┌──

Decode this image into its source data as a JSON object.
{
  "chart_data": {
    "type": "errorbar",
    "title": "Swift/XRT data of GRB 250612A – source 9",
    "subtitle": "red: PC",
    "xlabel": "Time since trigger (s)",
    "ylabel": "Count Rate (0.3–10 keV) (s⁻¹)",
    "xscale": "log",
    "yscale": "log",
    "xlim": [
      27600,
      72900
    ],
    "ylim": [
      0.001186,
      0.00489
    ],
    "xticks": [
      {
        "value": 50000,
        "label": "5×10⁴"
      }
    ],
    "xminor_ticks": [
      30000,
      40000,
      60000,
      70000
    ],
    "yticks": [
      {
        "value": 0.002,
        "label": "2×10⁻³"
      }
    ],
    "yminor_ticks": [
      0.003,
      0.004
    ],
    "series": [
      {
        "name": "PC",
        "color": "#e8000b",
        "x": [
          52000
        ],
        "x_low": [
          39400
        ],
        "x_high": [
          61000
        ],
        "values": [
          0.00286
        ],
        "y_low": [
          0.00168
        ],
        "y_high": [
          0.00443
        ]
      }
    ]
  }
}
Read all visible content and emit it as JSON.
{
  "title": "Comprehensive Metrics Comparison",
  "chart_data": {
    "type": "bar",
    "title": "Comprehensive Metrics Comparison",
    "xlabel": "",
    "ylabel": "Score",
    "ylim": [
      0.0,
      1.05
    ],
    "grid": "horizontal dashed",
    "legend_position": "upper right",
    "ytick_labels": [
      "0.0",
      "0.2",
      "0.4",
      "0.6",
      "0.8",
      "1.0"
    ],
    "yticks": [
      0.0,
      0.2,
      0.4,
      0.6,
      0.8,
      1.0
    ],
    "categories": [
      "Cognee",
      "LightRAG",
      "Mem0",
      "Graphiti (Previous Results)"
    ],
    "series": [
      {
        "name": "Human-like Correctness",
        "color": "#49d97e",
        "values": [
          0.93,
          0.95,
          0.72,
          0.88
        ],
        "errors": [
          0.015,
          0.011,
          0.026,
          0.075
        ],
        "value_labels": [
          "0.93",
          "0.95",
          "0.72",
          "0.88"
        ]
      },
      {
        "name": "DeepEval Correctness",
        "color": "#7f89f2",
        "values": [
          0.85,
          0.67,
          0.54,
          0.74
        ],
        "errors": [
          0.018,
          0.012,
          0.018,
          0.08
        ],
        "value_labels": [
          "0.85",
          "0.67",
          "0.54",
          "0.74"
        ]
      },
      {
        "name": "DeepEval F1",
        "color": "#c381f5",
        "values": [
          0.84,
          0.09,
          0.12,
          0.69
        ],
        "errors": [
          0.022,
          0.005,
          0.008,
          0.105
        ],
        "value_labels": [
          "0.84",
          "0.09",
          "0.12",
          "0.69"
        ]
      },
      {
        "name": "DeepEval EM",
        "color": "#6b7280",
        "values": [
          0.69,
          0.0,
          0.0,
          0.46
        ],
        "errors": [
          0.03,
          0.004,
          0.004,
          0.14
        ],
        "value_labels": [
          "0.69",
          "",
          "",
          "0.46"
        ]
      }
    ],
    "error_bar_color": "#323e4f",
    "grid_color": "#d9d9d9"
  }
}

└──

■ Direction: From the preceding material, extract every line exactly.

■ Task result:
Decode this image into its source data as a JSON object.
{
  "chart_data": {
    "type": "errorbar",
    "title": "Swift/XRT data of GRB 250612A – source 9",
    "subtitle": "red: PC",
    "xlabel": "Time since trigger (s)",
    "ylabel": "Count Rate (0.3–10 keV) (s⁻¹)",
    "xscale": "log",
    "yscale": "log",
    "xlim": [
      27600,
      72900
    ],
    "ylim": [
      0.001186,
      0.00489
    ],
    "xticks": [
      {
        "value": 50000,
        "label": "5×10⁴"
      }
    ],
    "xminor_ticks": [
      30000,
      40000,
      60000,
      70000
    ],
    "yticks": [
      {
        "value": 0.002,
        "label": "2×10⁻³"
      }
    ],
    "yminor_ticks": [
      0.003,
      0.004
    ],
    "series": [
      {
        "name": "PC",
        "color": "#e8000b",
        "x": [
          52000
        ],
        "x_low": [
          39400
        ],
        "x_high": [
          61000
        ],
        "values": [
          0.00286
        ],
        "y_low": [
          0.00168
        ],
        "y_high": [
          0.00443
        ]
      }
    ]
  }
}
Read all visible content and emit it as JSON.
{
  "title": "Comprehensive Metrics Comparison",
  "chart_data": {
    "type": "bar",
    "title": "Comprehensive Metrics Comparison",
    "xlabel": "",
    "ylabel": "Score",
    "ylim": [
      0.0,
      1.05
    ],
    "grid": "horizontal dashed",
    "legend_position": "upper right",
    "ytick_labels": [
      "0.0",
      "0.2",
      "0.4",
      "0.6",
      "0.8",
      "1.0"
    ],
    "yticks": [
      0.0,
      0.2,
      0.4,
      0.6,
      0.8,
      1.0
    ],
    "categories": [
      "Cognee",
      "LightRAG",
      "Mem0",
      "Graphiti (Previous Results)"
    ],
    "series": [
      {
        "name": "Human-like Correctness",
        "color": "#49d97e",
        "values": [
          0.93,
          0.95,
          0.72,
          0.88
        ],
        "errors": [
          0.015,
          0.011,
          0.026,
          0.075
        ],
        "value_labels": [
          "0.93",
          "0.95",
          "0.72",
          "0.88"
        ]
      },
      {
        "name": "DeepEval Correctness",
        "color": "#7f89f2",
        "values": [
          0.85,
          0.67,
          0.54,
          0.74
        ],
        "errors": [
          0.018,
          0.012,
          0.018,
          0.08
        ],
        "value_labels": [
          "0.85",
          "0.67",
          "0.54",
          "0.74"
        ]
      },
      {
        "name": "DeepEval F1",
        "color": "#c381f5",
        "values": [
          0.84,
          0.09,
          0.12,
          0.69
        ],
        "errors": [
          0.022,
          0.005,
          0.008,
          0.105
        ],
        "value_labels": [
          "0.84",
          "0.09",
          "0.12",
          "0.69"
        ]
      },
      {
        "name": "DeepEval EM",
        "color": "#6b7280",
        "values": [
          0.69,
          0.0,
          0.0,
          0.46
        ],
        "errors": [
          0.03,
          0.004,
          0.004,
          0.14
        ],
        "value_labels": [
          "0.69",
          "",
          "",
          "0.46"
        ]
      }
    ],
    "error_bar_color": "#323e4f",
    "grid_color": "#d9d9d9"
  }
}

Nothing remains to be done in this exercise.